Goal ▸ Copy out every line in which the string "tedy" occurs.

Source records ▸

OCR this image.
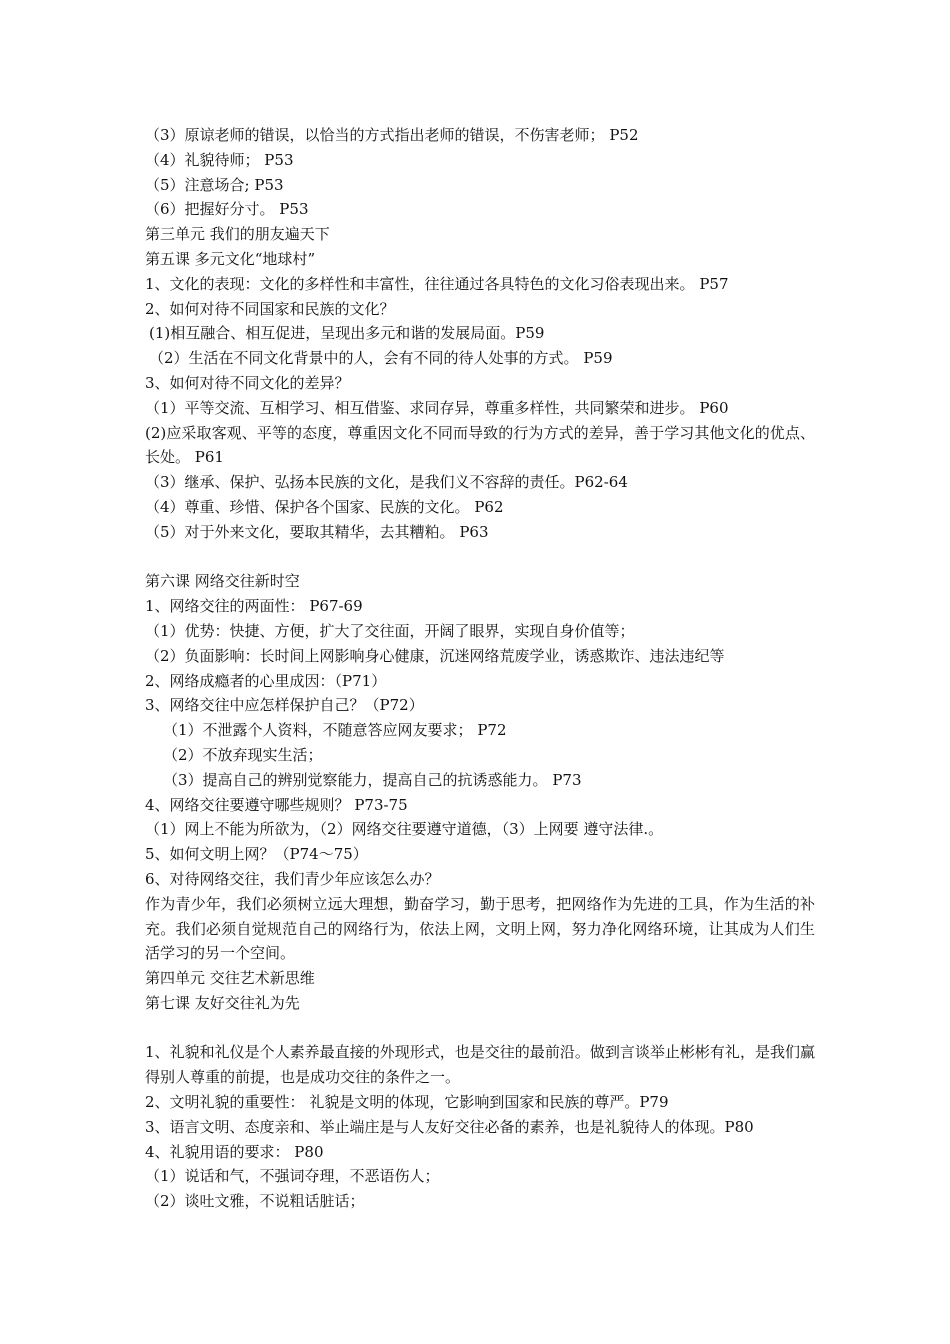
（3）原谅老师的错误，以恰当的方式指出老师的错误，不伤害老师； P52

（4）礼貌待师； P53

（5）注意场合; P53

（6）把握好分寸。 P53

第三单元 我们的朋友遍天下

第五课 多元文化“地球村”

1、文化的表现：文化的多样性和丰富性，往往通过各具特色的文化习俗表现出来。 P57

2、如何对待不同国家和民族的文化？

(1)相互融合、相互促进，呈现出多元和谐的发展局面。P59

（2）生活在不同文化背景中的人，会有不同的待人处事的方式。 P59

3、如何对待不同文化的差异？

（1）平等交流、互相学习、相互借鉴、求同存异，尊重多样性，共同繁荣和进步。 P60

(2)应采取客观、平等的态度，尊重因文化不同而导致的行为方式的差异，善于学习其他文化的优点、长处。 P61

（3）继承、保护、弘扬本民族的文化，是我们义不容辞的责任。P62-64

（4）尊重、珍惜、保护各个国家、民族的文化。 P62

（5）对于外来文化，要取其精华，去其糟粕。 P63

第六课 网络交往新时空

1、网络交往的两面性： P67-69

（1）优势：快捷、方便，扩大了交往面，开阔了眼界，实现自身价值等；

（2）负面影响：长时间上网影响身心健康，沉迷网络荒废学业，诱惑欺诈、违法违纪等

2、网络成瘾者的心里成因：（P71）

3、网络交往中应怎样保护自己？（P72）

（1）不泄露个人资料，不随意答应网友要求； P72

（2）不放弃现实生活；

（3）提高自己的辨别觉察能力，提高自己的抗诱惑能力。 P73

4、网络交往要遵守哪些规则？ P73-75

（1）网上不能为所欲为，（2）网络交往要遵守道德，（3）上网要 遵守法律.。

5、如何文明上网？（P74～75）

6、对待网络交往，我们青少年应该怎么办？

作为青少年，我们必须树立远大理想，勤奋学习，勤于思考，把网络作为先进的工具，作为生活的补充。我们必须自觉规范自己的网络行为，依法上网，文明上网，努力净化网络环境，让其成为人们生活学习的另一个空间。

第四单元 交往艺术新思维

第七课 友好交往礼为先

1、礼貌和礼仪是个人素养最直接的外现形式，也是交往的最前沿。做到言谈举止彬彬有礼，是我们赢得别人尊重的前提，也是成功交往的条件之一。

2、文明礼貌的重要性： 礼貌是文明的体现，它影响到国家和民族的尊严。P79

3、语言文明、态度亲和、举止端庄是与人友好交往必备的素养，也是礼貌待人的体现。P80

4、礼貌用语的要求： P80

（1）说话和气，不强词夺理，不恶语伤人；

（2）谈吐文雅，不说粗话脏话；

* * *

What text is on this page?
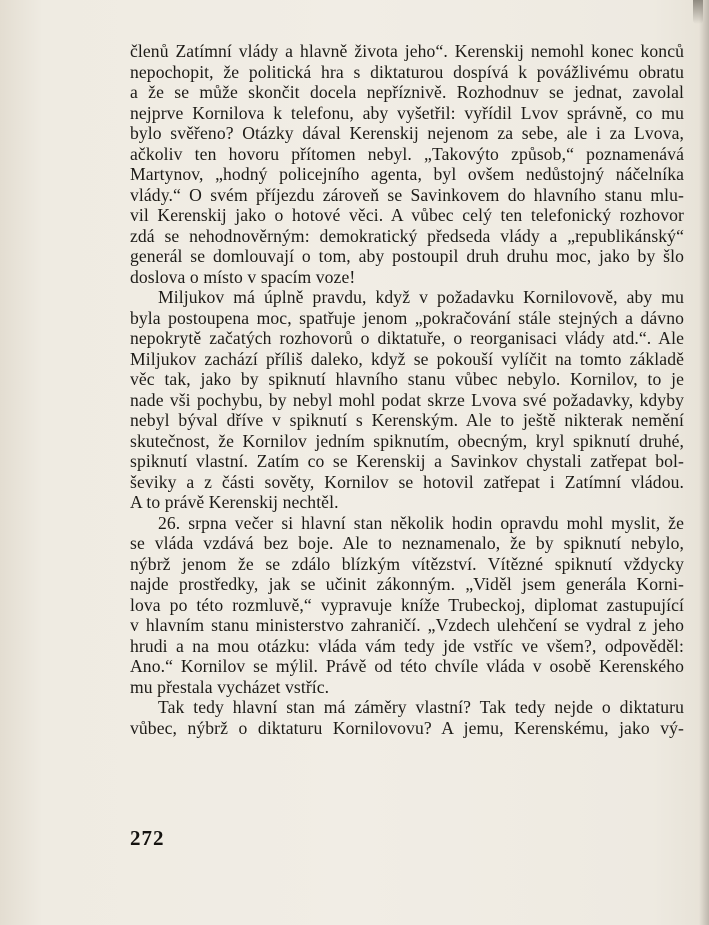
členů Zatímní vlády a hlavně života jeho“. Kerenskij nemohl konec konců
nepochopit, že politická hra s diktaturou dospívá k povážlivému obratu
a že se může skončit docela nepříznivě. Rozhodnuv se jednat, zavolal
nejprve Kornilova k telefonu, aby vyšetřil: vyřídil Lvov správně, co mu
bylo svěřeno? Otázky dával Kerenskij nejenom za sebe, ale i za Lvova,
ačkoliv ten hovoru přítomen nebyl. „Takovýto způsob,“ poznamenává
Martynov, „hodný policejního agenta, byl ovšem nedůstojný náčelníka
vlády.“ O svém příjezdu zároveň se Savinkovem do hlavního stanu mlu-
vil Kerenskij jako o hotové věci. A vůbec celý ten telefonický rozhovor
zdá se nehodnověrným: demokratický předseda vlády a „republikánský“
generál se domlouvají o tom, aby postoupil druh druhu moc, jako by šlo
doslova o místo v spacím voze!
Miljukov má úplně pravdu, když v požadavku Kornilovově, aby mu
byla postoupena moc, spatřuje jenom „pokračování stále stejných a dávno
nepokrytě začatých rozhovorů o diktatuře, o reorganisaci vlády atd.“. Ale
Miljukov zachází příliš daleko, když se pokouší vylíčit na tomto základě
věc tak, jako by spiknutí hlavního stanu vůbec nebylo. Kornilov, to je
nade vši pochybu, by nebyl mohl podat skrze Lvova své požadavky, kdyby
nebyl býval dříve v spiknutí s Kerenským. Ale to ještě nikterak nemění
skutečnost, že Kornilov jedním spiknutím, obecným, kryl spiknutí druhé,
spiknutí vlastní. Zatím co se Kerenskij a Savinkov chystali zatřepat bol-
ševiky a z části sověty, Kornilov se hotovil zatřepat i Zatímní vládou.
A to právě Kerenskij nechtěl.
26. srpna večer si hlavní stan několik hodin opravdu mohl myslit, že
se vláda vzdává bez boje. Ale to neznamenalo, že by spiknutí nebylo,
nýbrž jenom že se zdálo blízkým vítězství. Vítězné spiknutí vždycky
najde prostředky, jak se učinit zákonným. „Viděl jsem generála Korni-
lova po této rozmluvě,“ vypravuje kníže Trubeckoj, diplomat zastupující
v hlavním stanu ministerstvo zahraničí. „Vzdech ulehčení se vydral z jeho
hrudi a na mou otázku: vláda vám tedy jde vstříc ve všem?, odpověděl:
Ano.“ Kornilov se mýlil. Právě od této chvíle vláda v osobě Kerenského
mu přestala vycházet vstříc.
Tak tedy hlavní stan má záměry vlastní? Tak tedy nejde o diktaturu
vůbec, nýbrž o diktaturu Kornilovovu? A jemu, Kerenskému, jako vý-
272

Full output ▸
hrudi a na mou otázku: vláda vám tedy jde vstříc ve všem?, odpověděl:
Tak tedy hlavní stan má záměry vlastní? Tak tedy nejde o diktaturu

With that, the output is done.